(Source records)
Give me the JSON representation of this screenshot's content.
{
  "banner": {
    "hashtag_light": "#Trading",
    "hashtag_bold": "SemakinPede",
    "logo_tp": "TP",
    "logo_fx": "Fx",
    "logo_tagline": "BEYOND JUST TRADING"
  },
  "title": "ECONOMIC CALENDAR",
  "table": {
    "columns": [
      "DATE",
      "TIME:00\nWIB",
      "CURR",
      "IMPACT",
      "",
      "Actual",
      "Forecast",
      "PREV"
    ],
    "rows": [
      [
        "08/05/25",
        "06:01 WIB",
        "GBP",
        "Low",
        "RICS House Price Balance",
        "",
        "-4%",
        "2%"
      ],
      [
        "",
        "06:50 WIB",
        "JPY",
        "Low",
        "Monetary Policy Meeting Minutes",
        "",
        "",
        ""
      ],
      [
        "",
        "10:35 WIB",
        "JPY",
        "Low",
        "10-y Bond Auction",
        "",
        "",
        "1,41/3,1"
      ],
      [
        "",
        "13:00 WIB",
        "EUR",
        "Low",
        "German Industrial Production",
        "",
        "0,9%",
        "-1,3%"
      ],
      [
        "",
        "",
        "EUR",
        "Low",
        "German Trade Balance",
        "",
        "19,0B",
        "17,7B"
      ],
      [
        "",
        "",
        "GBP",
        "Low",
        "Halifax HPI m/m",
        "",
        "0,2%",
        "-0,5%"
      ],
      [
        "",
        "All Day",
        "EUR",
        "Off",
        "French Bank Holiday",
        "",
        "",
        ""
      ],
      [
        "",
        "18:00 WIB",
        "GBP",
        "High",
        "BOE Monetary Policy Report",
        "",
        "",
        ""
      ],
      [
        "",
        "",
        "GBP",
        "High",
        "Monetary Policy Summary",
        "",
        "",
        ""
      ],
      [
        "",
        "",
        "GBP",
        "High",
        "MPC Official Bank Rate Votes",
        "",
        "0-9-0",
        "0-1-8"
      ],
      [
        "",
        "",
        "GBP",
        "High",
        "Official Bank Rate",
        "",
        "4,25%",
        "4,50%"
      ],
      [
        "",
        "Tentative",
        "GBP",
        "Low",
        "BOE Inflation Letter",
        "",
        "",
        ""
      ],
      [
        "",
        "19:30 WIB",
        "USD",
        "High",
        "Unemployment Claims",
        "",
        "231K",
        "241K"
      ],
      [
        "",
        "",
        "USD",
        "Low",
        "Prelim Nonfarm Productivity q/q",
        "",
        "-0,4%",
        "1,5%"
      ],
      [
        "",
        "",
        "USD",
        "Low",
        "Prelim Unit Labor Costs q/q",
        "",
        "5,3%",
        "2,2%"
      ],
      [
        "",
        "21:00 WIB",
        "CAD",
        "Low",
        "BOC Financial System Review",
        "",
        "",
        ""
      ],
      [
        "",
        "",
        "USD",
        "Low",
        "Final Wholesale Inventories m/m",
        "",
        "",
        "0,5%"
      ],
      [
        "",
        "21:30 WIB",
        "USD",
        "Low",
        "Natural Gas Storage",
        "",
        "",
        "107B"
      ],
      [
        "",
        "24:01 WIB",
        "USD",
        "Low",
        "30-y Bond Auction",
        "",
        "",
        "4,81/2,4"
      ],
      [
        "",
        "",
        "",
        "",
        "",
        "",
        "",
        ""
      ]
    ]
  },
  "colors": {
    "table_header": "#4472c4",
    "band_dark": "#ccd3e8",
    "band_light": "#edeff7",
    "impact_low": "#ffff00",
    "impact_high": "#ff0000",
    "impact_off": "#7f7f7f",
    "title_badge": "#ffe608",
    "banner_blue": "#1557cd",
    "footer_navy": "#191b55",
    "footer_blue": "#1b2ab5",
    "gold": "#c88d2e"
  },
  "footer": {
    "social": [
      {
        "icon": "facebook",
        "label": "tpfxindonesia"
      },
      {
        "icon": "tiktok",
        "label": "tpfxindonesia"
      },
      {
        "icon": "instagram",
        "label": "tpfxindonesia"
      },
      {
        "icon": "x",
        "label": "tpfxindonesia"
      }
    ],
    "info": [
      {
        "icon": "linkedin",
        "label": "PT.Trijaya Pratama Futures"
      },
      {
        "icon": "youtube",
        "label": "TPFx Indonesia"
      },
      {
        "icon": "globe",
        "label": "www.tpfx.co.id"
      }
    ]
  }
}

§ **What to work on**
Repeat the entries exactly, all of them.

§ **Solution to the exercise**
Give me the JSON representation of this screenshot's content.
{
  "banner": {
    "hashtag_light": "#Trading",
    "hashtag_bold": "SemakinPede",
    "logo_tp": "TP",
    "logo_fx": "Fx",
    "logo_tagline": "BEYOND JUST TRADING"
  },
  "title": "ECONOMIC CALENDAR",
  "table": {
    "columns": [
      "DATE",
      "TIME:00\nWIB",
      "CURR",
      "IMPACT",
      "",
      "Actual",
      "Forecast",
      "PREV"
    ],
    "rows": [
      [
        "08/05/25",
        "06:01 WIB",
        "GBP",
        "Low",
        "RICS House Price Balance",
        "",
        "-4%",
        "2%"
      ],
      [
        "",
        "06:50 WIB",
        "JPY",
        "Low",
        "Monetary Policy Meeting Minutes",
        "",
        "",
        ""
      ],
      [
        "",
        "10:35 WIB",
        "JPY",
        "Low",
        "10-y Bond Auction",
        "",
        "",
        "1,41/3,1"
      ],
      [
        "",
        "13:00 WIB",
        "EUR",
        "Low",
        "German Industrial Production",
        "",
        "0,9%",
        "-1,3%"
      ],
      [
        "",
        "",
        "EUR",
        "Low",
        "German Trade Balance",
        "",
        "19,0B",
        "17,7B"
      ],
      [
        "",
        "",
        "GBP",
        "Low",
        "Halifax HPI m/m",
        "",
        "0,2%",
        "-0,5%"
      ],
      [
        "",
        "All Day",
        "EUR",
        "Off",
        "French Bank Holiday",
        "",
        "",
        ""
      ],
      [
        "",
        "18:00 WIB",
        "GBP",
        "High",
        "BOE Monetary Policy Report",
        "",
        "",
        ""
      ],
      [
        "",
        "",
        "GBP",
        "High",
        "Monetary Policy Summary",
        "",
        "",
        ""
      ],
      [
        "",
        "",
        "GBP",
        "High",
        "MPC Official Bank Rate Votes",
        "",
        "0-9-0",
        "0-1-8"
      ],
      [
        "",
        "",
        "GBP",
        "High",
        "Official Bank Rate",
        "",
        "4,25%",
        "4,50%"
      ],
      [
        "",
        "Tentative",
        "GBP",
        "Low",
        "BOE Inflation Letter",
        "",
        "",
        ""
      ],
      [
        "",
        "19:30 WIB",
        "USD",
        "High",
        "Unemployment Claims",
        "",
        "231K",
        "241K"
      ],
      [
        "",
        "",
        "USD",
        "Low",
        "Prelim Nonfarm Productivity q/q",
        "",
        "-0,4%",
        "1,5%"
      ],
      [
        "",
        "",
        "USD",
        "Low",
        "Prelim Unit Labor Costs q/q",
        "",
        "5,3%",
        "2,2%"
      ],
      [
        "",
        "21:00 WIB",
        "CAD",
        "Low",
        "BOC Financial System Review",
        "",
        "",
        ""
      ],
      [
        "",
        "",
        "USD",
        "Low",
        "Final Wholesale Inventories m/m",
        "",
        "",
        "0,5%"
      ],
      [
        "",
        "21:30 WIB",
        "USD",
        "Low",
        "Natural Gas Storage",
        "",
        "",
        "107B"
      ],
      [
        "",
        "24:01 WIB",
        "USD",
        "Low",
        "30-y Bond Auction",
        "",
        "",
        "4,81/2,4"
      ],
      [
        "",
        "",
        "",
        "",
        "",
        "",
        "",
        ""
      ]
    ]
  },
  "colors": {
    "table_header": "#4472c4",
    "band_dark": "#ccd3e8",
    "band_light": "#edeff7",
    "impact_low": "#ffff00",
    "impact_high": "#ff0000",
    "impact_off": "#7f7f7f",
    "title_badge": "#ffe608",
    "banner_blue": "#1557cd",
    "footer_navy": "#191b55",
    "footer_blue": "#1b2ab5",
    "gold": "#c88d2e"
  },
  "footer": {
    "social": [
      {
        "icon": "facebook",
        "label": "tpfxindonesia"
      },
      {
        "icon": "tiktok",
        "label": "tpfxindonesia"
      },
      {
        "icon": "instagram",
        "label": "tpfxindonesia"
      },
      {
        "icon": "x",
        "label": "tpfxindonesia"
      }
    ],
    "info": [
      {
        "icon": "linkedin",
        "label": "PT.Trijaya Pratama Futures"
      },
      {
        "icon": "youtube",
        "label": "TPFx Indonesia"
      },
      {
        "icon": "globe",
        "label": "www.tpfx.co.id"
      }
    ]
  }
}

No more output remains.